**Work item**
For the string "Uddevalla", find every matching line in the records and copy it.

════════════════════

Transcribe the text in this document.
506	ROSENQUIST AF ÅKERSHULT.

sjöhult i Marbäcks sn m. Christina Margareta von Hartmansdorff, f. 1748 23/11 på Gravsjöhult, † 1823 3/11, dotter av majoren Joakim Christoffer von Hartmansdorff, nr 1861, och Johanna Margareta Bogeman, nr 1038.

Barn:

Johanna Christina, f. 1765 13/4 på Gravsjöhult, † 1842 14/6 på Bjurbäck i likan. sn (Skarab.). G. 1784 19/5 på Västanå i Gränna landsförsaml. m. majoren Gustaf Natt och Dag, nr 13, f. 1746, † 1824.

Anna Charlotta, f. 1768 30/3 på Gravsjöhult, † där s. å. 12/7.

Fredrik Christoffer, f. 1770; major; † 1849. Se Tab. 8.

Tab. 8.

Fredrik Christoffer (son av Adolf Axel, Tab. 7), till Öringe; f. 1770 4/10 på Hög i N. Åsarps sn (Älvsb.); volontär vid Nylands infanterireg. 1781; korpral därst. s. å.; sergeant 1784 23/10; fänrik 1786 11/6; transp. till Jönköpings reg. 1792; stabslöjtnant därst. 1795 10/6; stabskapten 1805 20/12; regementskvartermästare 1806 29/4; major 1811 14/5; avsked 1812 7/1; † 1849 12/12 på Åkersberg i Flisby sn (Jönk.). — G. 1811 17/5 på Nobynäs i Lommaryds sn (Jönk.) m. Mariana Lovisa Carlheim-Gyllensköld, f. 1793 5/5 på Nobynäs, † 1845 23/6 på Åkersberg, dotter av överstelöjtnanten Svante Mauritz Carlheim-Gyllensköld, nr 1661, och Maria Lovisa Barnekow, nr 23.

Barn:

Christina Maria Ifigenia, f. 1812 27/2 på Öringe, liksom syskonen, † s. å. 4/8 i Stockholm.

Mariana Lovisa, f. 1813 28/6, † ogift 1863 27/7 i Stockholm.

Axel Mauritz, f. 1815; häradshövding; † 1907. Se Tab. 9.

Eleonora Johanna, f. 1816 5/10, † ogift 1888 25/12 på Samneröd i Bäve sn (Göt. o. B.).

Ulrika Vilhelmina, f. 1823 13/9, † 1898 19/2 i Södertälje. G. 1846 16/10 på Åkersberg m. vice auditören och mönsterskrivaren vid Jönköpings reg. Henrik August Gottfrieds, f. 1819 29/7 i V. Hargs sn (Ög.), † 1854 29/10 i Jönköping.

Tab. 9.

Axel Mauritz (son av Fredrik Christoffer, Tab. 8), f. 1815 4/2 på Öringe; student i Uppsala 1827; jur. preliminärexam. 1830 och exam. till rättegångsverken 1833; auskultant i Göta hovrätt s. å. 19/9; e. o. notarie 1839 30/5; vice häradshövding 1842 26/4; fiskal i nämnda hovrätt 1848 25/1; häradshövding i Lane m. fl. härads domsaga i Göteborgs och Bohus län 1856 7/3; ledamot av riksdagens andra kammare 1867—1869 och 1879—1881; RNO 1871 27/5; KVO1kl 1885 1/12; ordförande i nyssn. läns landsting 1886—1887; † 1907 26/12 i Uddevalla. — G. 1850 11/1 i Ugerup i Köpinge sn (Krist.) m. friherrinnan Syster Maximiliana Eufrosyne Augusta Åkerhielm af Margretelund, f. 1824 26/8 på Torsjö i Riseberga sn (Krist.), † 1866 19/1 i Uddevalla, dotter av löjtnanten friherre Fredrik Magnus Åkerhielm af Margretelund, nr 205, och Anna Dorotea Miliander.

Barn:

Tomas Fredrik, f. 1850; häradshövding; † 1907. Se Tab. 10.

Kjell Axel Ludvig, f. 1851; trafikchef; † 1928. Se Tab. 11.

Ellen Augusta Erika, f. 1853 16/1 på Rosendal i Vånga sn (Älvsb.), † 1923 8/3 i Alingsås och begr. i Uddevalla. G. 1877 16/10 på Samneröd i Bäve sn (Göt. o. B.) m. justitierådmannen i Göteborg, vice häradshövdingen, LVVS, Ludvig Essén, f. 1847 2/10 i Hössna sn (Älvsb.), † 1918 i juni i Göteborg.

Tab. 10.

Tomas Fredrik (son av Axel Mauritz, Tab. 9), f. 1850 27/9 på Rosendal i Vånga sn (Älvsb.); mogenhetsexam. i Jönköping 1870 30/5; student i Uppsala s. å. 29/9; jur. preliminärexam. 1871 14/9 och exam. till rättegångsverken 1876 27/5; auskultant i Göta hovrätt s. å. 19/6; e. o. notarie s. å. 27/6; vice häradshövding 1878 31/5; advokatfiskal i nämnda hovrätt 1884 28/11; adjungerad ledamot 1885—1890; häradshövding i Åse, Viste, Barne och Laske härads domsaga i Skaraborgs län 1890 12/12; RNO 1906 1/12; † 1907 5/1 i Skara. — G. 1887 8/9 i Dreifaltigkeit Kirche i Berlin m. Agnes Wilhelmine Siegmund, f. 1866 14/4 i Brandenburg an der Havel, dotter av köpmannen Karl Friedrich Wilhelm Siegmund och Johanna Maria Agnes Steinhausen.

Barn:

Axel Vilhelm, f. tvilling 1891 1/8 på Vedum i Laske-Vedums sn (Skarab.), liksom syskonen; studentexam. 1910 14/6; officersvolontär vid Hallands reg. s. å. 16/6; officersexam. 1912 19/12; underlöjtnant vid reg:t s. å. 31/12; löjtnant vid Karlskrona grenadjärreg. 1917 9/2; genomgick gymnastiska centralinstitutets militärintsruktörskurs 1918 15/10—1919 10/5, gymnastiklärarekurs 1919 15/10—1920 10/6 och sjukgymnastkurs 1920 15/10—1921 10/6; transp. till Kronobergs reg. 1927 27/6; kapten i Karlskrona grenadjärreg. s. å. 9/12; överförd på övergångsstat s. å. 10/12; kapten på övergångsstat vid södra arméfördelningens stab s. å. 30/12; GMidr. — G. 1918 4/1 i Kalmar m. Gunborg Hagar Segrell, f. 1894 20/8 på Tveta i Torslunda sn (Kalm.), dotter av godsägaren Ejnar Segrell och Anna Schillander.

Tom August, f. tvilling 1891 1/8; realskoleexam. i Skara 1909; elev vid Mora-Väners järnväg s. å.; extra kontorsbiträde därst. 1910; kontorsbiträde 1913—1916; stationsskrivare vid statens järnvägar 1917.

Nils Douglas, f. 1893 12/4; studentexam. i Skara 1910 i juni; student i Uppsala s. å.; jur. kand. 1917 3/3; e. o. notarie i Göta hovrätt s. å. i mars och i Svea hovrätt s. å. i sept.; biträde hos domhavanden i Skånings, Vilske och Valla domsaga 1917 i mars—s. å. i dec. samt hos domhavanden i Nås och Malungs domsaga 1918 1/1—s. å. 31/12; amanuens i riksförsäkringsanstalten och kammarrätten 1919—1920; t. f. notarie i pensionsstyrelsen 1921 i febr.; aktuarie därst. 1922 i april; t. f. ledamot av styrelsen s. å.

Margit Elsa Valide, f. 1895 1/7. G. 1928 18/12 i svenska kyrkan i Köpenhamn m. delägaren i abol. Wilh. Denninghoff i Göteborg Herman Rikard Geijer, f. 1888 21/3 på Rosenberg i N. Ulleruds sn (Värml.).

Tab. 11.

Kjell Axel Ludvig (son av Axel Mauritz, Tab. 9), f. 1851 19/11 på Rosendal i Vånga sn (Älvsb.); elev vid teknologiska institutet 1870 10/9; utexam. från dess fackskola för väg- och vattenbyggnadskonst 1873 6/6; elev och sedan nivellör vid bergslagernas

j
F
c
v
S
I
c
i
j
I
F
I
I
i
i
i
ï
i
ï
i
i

════════════════════

**Response**
Axel Mauritz (son av Fredrik Christoffer, Tab. 8), f. 1815 4/2 på Öringe; student i Uppsala 1827; jur. preliminärexam. 1830 och exam. till rättegångsverken 1833; auskultant i Göta hovrätt s. å. 19/9; e. o. notarie 1839 30/5; vice häradshövding 1842 26/4; fiskal i nämnda hovrätt 1848 25/1; häradshövding i Lane m. fl. härads domsaga i Göteborgs och Bohus län 1856 7/3; ledamot av riksdagens andra kammare 1867—1869 och 1879—1881; RNO 1871 27/5; KVO1kl 1885 1/12; ordförande i nyssn. läns landsting 1886—1887; † 1907 26/12 i Uddevalla. — G. 1850 11/1 i Ugerup i Köpinge sn (Krist.) m. friherrinnan Syster Maximiliana Eufrosyne Augusta Åkerhielm af Margretelund, f. 1824 26/8 på Torsjö i Riseberga sn (Krist.), † 1866 19/1 i Uddevalla, dotter av löjtnanten friherre Fredrik Magnus Åkerhielm af Margretelund, nr 205, och Anna Dorotea Miliander.
Ellen Augusta Erika, f. 1853 16/1 på Rosendal i Vånga sn (Älvsb.), † 1923 8/3 i Alingsås och begr. i Uddevalla. G. 1877 16/10 på Samneröd i Bäve sn (Göt. o. B.) m. justitierådmannen i Göteborg, vice häradshövdingen, LVVS, Ludvig Essén, f. 1847 2/10 i Hössna sn (Älvsb.), † 1918 i juni i Göteborg.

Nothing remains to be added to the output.